== Stored entries ==
━━━━━━━━━━━━━━━━━━━━━━━━━━━━━━
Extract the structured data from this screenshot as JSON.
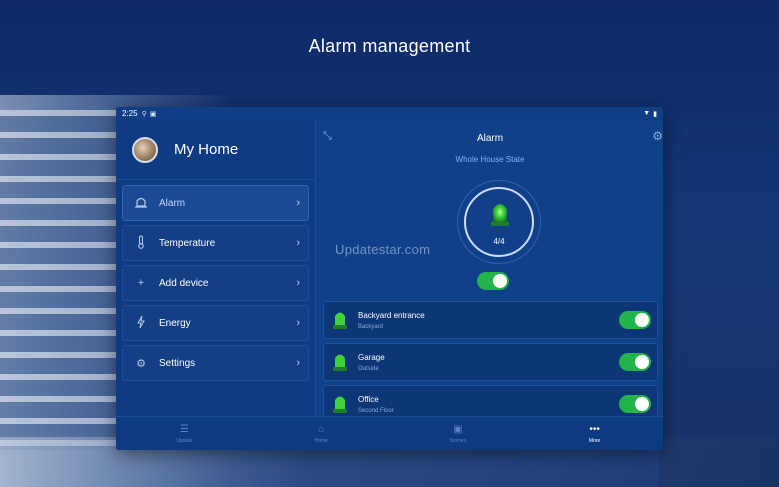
{
  "headline": "Alarm management",
  "status_bar": {
    "time": "2:25",
    "left_icons": [
      "location-icon",
      "image-icon"
    ],
    "right_icons": [
      "wifi-icon",
      "battery-icon"
    ]
  },
  "sidebar": {
    "profile_name": "My Home",
    "items": [
      {
        "label": "Alarm",
        "icon": "siren-outline-icon",
        "active": true
      },
      {
        "label": "Temperature",
        "icon": "thermometer-icon",
        "active": false
      },
      {
        "label": "Add device",
        "icon": "plus-icon",
        "active": false
      },
      {
        "label": "Energy",
        "icon": "lightning-icon",
        "active": false
      },
      {
        "label": "Settings",
        "icon": "gear-icon",
        "active": false
      }
    ]
  },
  "main": {
    "title": "Alarm",
    "subtitle": "Whole House State",
    "count": "4/4",
    "master_toggle_on": true,
    "devices": [
      {
        "name": "Backyard entrance",
        "location": "Backyard",
        "on": true
      },
      {
        "name": "Garage",
        "location": "Outside",
        "on": true
      },
      {
        "name": "Office",
        "location": "Second Floor",
        "on": true
      }
    ]
  },
  "watermark": "Updatestar.com",
  "tabbar": {
    "tabs": [
      {
        "label": "Update",
        "icon": "list-star-icon",
        "active": false
      },
      {
        "label": "Home",
        "icon": "home-icon",
        "active": false
      },
      {
        "label": "Scenes",
        "icon": "play-box-icon",
        "active": false
      },
      {
        "label": "More",
        "icon": "dots-icon",
        "active": true
      }
    ]
  },
  "colors": {
    "accent_green": "#22b34a",
    "panel_blue": "#0f3d86",
    "subtitle_blue": "#7fb0ff"
  }
}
━━━━━━━━━━━━━━━━━━━━━━━━━━━━━━
== Task to complete ==
Reproduce every line above as written, skipping pictures.

== Written answer ==
Extract the structured data from this screenshot as JSON.
{
  "headline": "Alarm management",
  "status_bar": {
    "time": "2:25",
    "left_icons": [
      "location-icon",
      "image-icon"
    ],
    "right_icons": [
      "wifi-icon",
      "battery-icon"
    ]
  },
  "sidebar": {
    "profile_name": "My Home",
    "items": [
      {
        "label": "Alarm",
        "icon": "siren-outline-icon",
        "active": true
      },
      {
        "label": "Temperature",
        "icon": "thermometer-icon",
        "active": false
      },
      {
        "label": "Add device",
        "icon": "plus-icon",
        "active": false
      },
      {
        "label": "Energy",
        "icon": "lightning-icon",
        "active": false
      },
      {
        "label": "Settings",
        "icon": "gear-icon",
        "active": false
      }
    ]
  },
  "main": {
    "title": "Alarm",
    "subtitle": "Whole House State",
    "count": "4/4",
    "master_toggle_on": true,
    "devices": [
      {
        "name": "Backyard entrance",
        "location": "Backyard",
        "on": true
      },
      {
        "name": "Garage",
        "location": "Outside",
        "on": true
      },
      {
        "name": "Office",
        "location": "Second Floor",
        "on": true
      }
    ]
  },
  "watermark": "Updatestar.com",
  "tabbar": {
    "tabs": [
      {
        "label": "Update",
        "icon": "list-star-icon",
        "active": false
      },
      {
        "label": "Home",
        "icon": "home-icon",
        "active": false
      },
      {
        "label": "Scenes",
        "icon": "play-box-icon",
        "active": false
      },
      {
        "label": "More",
        "icon": "dots-icon",
        "active": true
      }
    ]
  },
  "colors": {
    "accent_green": "#22b34a",
    "panel_blue": "#0f3d86",
    "subtitle_blue": "#7fb0ff"
  }
}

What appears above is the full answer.